## Selected excerpt

Content starts

Ask The Lawyer By: Daniel A. Gwinn, Esq FMLA Time Limits?

WORKER USED UP 480 HOURS OF LEAVE – AND NOW WANTS 120 HOURS MORE

QUESTION: One of my employees has been taking FMLA twice a week for months to take her baby to a specialist for some kind of disorder. As you can imagine, her constant absences have been hard to handle. As of last week she had used all 480 hours of her FMLA (12 weeks), and I told her she needed to make other arrangements for her baby, or start looking for a new job. She claims that because she normally would work 50 to 60 hours each week as a manager, she still has at least 120 hours of FMLA left. I’ve never heard of this before.

 

ANSWER: It may be news to you – and many others – but the amount of FMLA time for which a worker is eligible can vary.

The Family and Medical Leave Act, passed in 1993, not only allows new parents time off to bond with a newborn, it also provides workers up to “12 workweeks” of leave in any 12-month period to care for a spouse, son, daughter, or parent with a serious health condition. Recent guidance from the Wages and Hours Division reiterates that the number of hours in a “workweek” depends on the number of regular, non-overtime hours usually worked.

An employee, like your manager, who regularly works 50 or more hours per week (not on overtime) will be entitled to more FMLA hours off per year, based on earned FMLA of about 600 hours (50 hours per week x 12 weeks). Of course, that means that employees who regularly work less than 40 hours per week would be entitled to fewer hours of FMLA per year.

While a standard workweek in excess of 40 hours is most common among salaried workers, hourly workers required to work mandatory overtime on a regular basis may also be eligible for the additional FMLA hours based on their usual workweek.

Content ends

## Exercise goal
Continue the column on FMLA leave hours from the point where it stops.

## Listed entries

Content starts

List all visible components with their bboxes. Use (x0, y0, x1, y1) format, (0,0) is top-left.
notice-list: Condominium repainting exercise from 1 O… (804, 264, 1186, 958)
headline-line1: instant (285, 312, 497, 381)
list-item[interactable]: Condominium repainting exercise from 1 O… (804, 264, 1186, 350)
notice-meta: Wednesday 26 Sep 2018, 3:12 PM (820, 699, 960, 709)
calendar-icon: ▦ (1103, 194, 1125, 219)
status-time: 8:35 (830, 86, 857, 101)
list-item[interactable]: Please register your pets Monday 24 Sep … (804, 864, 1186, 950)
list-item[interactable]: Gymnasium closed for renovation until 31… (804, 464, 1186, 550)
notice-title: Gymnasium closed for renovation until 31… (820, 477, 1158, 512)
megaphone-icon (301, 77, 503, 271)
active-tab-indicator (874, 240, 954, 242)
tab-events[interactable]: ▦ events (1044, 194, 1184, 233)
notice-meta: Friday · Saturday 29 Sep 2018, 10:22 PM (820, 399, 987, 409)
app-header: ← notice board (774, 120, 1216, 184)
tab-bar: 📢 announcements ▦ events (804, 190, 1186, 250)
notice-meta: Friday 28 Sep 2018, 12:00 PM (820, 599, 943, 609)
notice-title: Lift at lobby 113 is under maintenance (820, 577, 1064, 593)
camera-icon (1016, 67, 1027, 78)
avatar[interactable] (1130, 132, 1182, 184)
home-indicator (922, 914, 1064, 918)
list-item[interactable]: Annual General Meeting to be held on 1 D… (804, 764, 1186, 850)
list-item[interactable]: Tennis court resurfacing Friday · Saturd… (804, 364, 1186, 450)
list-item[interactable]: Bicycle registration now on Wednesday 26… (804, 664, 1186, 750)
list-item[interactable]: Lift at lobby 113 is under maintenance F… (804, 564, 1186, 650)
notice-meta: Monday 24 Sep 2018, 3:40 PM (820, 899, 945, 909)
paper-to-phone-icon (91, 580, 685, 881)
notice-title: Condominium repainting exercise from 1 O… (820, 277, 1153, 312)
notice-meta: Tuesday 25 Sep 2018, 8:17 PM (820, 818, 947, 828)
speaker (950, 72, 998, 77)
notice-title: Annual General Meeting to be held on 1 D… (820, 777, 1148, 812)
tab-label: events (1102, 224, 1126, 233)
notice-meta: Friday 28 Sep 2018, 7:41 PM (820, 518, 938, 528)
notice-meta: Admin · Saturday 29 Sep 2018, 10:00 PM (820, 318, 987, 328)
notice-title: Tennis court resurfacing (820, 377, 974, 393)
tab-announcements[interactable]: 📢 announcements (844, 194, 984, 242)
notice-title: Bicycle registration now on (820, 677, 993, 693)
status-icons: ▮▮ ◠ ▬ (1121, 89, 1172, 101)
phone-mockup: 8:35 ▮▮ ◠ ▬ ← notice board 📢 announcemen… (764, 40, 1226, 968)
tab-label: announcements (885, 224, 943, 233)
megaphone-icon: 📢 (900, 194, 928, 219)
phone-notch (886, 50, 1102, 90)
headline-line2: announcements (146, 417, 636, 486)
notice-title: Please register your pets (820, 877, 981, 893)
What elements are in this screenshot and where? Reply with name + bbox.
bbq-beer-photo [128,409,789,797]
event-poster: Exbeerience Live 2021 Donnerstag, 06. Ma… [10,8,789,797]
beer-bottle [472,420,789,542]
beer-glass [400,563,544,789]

Content ends

## The answer
When a new mom or dad takes 12 consecutive weeks off to spend with a newborn, they are taking 12 workweeks off, regardless of how many hours they averaged in a given week. The situation is different when, as you describe, a worker takes FMLA on a “reduced leave schedule” — that is, a regular reduction in hours weekly or daily hours worked – for a relative’s planned medical treatment for a serious condition. Then, as you’ve found out, the actual number of hours in the employee’s particular workweek becomes relevant. Your manager is likely correct: She hasn’t used up her FMLA.

But you may not be stuck with a part-time manager for several more months. The FMLA allows employers an out when a worker’s need for a reduced schedule may last a long time. Section 2612(b)(2) of the law allows an employer to ask a worker to transfer temporarily to “an available alternative position … for which the employee is qualified” that offers equivalent pay and benefits and that better accommodates the employee’s need for time off. Is there any way you could transfer your employee to a different position temporarily, and let someone else take over as manager pro tem?

Remember, time off under the FMLA does not have to be paid, although an employer can ask leave-taking workers to use their accrued paid vacation, personal leave or sick time as part of their 12 weeks’ – we mean workweeks — of FMLA.

The lawyers at GWINN LEGAL PLLC are experienced attorneys and are happy to answer your questions. Give us a call for a free initial telephone consultation about your legal needs. For consideration of your questions in our web column, please submit your inquiry on the “Contact Us” page of our website at www.gwinnlegal.com.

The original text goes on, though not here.